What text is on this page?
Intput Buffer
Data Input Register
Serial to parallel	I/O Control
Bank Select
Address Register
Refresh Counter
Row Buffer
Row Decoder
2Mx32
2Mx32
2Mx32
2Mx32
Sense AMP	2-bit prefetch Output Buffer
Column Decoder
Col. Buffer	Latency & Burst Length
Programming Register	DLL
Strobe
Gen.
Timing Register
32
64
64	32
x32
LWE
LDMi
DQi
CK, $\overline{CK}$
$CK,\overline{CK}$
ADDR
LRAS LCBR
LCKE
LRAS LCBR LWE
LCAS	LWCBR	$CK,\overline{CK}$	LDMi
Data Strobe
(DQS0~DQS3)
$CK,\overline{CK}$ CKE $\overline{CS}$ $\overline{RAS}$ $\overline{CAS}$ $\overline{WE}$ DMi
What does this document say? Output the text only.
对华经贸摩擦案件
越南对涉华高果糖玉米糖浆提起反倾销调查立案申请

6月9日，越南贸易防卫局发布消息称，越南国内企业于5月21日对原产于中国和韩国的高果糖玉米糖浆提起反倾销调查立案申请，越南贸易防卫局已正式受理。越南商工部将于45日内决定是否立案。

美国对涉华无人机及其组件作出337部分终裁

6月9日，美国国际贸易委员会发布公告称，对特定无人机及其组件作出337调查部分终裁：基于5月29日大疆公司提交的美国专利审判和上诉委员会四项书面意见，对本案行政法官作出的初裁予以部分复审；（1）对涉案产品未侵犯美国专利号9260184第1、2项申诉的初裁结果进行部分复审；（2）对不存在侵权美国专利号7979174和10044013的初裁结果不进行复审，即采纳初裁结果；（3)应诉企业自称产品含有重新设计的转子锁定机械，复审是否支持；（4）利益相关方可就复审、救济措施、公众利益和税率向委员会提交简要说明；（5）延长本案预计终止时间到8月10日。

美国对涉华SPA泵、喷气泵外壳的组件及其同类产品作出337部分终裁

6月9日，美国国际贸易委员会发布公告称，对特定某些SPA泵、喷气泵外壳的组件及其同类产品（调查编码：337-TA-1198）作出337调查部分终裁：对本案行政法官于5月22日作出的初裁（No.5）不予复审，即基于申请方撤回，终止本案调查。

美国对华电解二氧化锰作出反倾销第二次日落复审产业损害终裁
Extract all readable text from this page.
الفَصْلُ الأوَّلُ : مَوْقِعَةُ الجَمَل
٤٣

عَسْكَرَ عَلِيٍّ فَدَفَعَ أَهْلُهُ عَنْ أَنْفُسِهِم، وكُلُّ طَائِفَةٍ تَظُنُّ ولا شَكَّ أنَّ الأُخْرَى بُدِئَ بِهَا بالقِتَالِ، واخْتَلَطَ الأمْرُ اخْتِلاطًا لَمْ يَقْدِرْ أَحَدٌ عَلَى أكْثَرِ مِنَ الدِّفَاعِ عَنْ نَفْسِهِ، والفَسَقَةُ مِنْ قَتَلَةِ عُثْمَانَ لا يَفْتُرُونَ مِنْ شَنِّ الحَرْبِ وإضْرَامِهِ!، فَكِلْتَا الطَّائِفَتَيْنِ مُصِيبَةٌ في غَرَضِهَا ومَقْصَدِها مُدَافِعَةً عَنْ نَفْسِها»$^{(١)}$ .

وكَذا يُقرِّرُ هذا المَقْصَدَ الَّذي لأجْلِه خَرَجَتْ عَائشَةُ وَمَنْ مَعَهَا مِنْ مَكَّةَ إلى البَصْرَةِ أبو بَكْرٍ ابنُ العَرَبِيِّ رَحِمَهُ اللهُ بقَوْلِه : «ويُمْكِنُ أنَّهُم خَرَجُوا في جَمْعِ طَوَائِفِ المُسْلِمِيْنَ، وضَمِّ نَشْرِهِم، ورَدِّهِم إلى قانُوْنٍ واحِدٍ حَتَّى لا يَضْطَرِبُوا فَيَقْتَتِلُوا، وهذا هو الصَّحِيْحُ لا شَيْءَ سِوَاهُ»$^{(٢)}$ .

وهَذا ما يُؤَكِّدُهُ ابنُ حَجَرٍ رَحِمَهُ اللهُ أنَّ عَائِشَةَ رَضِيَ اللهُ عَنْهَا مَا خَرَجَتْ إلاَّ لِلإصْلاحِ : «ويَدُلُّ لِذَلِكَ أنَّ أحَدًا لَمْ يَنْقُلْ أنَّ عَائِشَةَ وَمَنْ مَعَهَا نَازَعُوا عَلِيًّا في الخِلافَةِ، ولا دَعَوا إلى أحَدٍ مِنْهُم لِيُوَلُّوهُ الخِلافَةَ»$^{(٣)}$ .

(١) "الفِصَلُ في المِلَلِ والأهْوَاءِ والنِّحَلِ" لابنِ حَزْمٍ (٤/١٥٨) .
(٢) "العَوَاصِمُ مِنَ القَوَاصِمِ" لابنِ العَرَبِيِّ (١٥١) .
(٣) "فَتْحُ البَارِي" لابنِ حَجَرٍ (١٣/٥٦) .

Given task: Reproduce all the data word for word.

Response:
What text is on this page?
Intput Buffer
Data Input Register
Serial to parallel	I/O Control
Bank Select
Address Register
Refresh Counter
Row Buffer
Row Decoder
2Mx32
2Mx32
2Mx32
2Mx32
Sense AMP	2-bit prefetch Output Buffer
Column Decoder
Col. Buffer	Latency & Burst Length
Programming Register	DLL
Strobe
Gen.
Timing Register
32
64
64	32
x32
LWE
LDMi
DQi
CK, $\overline{CK}$
$CK,\overline{CK}$
ADDR
LRAS LCBR
LCKE
LRAS LCBR LWE
LCAS	LWCBR	$CK,\overline{CK}$	LDMi
Data Strobe
(DQS0~DQS3)
$CK,\overline{CK}$ CKE $\overline{CS}$ $\overline{RAS}$ $\overline{CAS}$ $\overline{WE}$ DMi
What does this document say? Output the text only.
对华经贸摩擦案件
越南对涉华高果糖玉米糖浆提起反倾销调查立案申请

6月9日，越南贸易防卫局发布消息称，越南国内企业于5月21日对原产于中国和韩国的高果糖玉米糖浆提起反倾销调查立案申请，越南贸易防卫局已正式受理。越南商工部将于45日内决定是否立案。

美国对涉华无人机及其组件作出337部分终裁

6月9日，美国国际贸易委员会发布公告称，对特定无人机及其组件作出337调查部分终裁：基于5月29日大疆公司提交的美国专利审判和上诉委员会四项书面意见，对本案行政法官作出的初裁予以部分复审；（1）对涉案产品未侵犯美国专利号9260184第1、2项申诉的初裁结果进行部分复审；（2）对不存在侵权美国专利号7979174和10044013的初裁结果不进行复审，即采纳初裁结果；（3)应诉企业自称产品含有重新设计的转子锁定机械，复审是否支持；（4）利益相关方可就复审、救济措施、公众利益和税率向委员会提交简要说明；（5）延长本案预计终止时间到8月10日。

美国对涉华SPA泵、喷气泵外壳的组件及其同类产品作出337部分终裁

6月9日，美国国际贸易委员会发布公告称，对特定某些SPA泵、喷气泵外壳的组件及其同类产品（调查编码：337-TA-1198）作出337调查部分终裁：对本案行政法官于5月22日作出的初裁（No.5）不予复审，即基于申请方撤回，终止本案调查。

美国对华电解二氧化锰作出反倾销第二次日落复审产业损害终裁
Extract all readable text from this page.
الفَصْلُ الأوَّلُ : مَوْقِعَةُ الجَمَل
٤٣

عَسْكَرَ عَلِيٍّ فَدَفَعَ أَهْلُهُ عَنْ أَنْفُسِهِم، وكُلُّ طَائِفَةٍ تَظُنُّ ولا شَكَّ أنَّ الأُخْرَى بُدِئَ بِهَا بالقِتَالِ، واخْتَلَطَ الأمْرُ اخْتِلاطًا لَمْ يَقْدِرْ أَحَدٌ عَلَى أكْثَرِ مِنَ الدِّفَاعِ عَنْ نَفْسِهِ، والفَسَقَةُ مِنْ قَتَلَةِ عُثْمَانَ لا يَفْتُرُونَ مِنْ شَنِّ الحَرْبِ وإضْرَامِهِ!، فَكِلْتَا الطَّائِفَتَيْنِ مُصِيبَةٌ في غَرَضِهَا ومَقْصَدِها مُدَافِعَةً عَنْ نَفْسِها»$^{(١)}$ .

وكَذا يُقرِّرُ هذا المَقْصَدَ الَّذي لأجْلِه خَرَجَتْ عَائشَةُ وَمَنْ مَعَهَا مِنْ مَكَّةَ إلى البَصْرَةِ أبو بَكْرٍ ابنُ العَرَبِيِّ رَحِمَهُ اللهُ بقَوْلِه : «ويُمْكِنُ أنَّهُم خَرَجُوا في جَمْعِ طَوَائِفِ المُسْلِمِيْنَ، وضَمِّ نَشْرِهِم، ورَدِّهِم إلى قانُوْنٍ واحِدٍ حَتَّى لا يَضْطَرِبُوا فَيَقْتَتِلُوا، وهذا هو الصَّحِيْحُ لا شَيْءَ سِوَاهُ»$^{(٢)}$ .

وهَذا ما يُؤَكِّدُهُ ابنُ حَجَرٍ رَحِمَهُ اللهُ أنَّ عَائِشَةَ رَضِيَ اللهُ عَنْهَا مَا خَرَجَتْ إلاَّ لِلإصْلاحِ : «ويَدُلُّ لِذَلِكَ أنَّ أحَدًا لَمْ يَنْقُلْ أنَّ عَائِشَةَ وَمَنْ مَعَهَا نَازَعُوا عَلِيًّا في الخِلافَةِ، ولا دَعَوا إلى أحَدٍ مِنْهُم لِيُوَلُّوهُ الخِلافَةَ»$^{(٣)}$ .

(١) "الفِصَلُ في المِلَلِ والأهْوَاءِ والنِّحَلِ" لابنِ حَزْمٍ (٤/١٥٨) .
(٢) "العَوَاصِمُ مِنَ القَوَاصِمِ" لابنِ العَرَبِيِّ (١٥١) .
(٣) "فَتْحُ البَارِي" لابنِ حَجَرٍ (١٣/٥٦) .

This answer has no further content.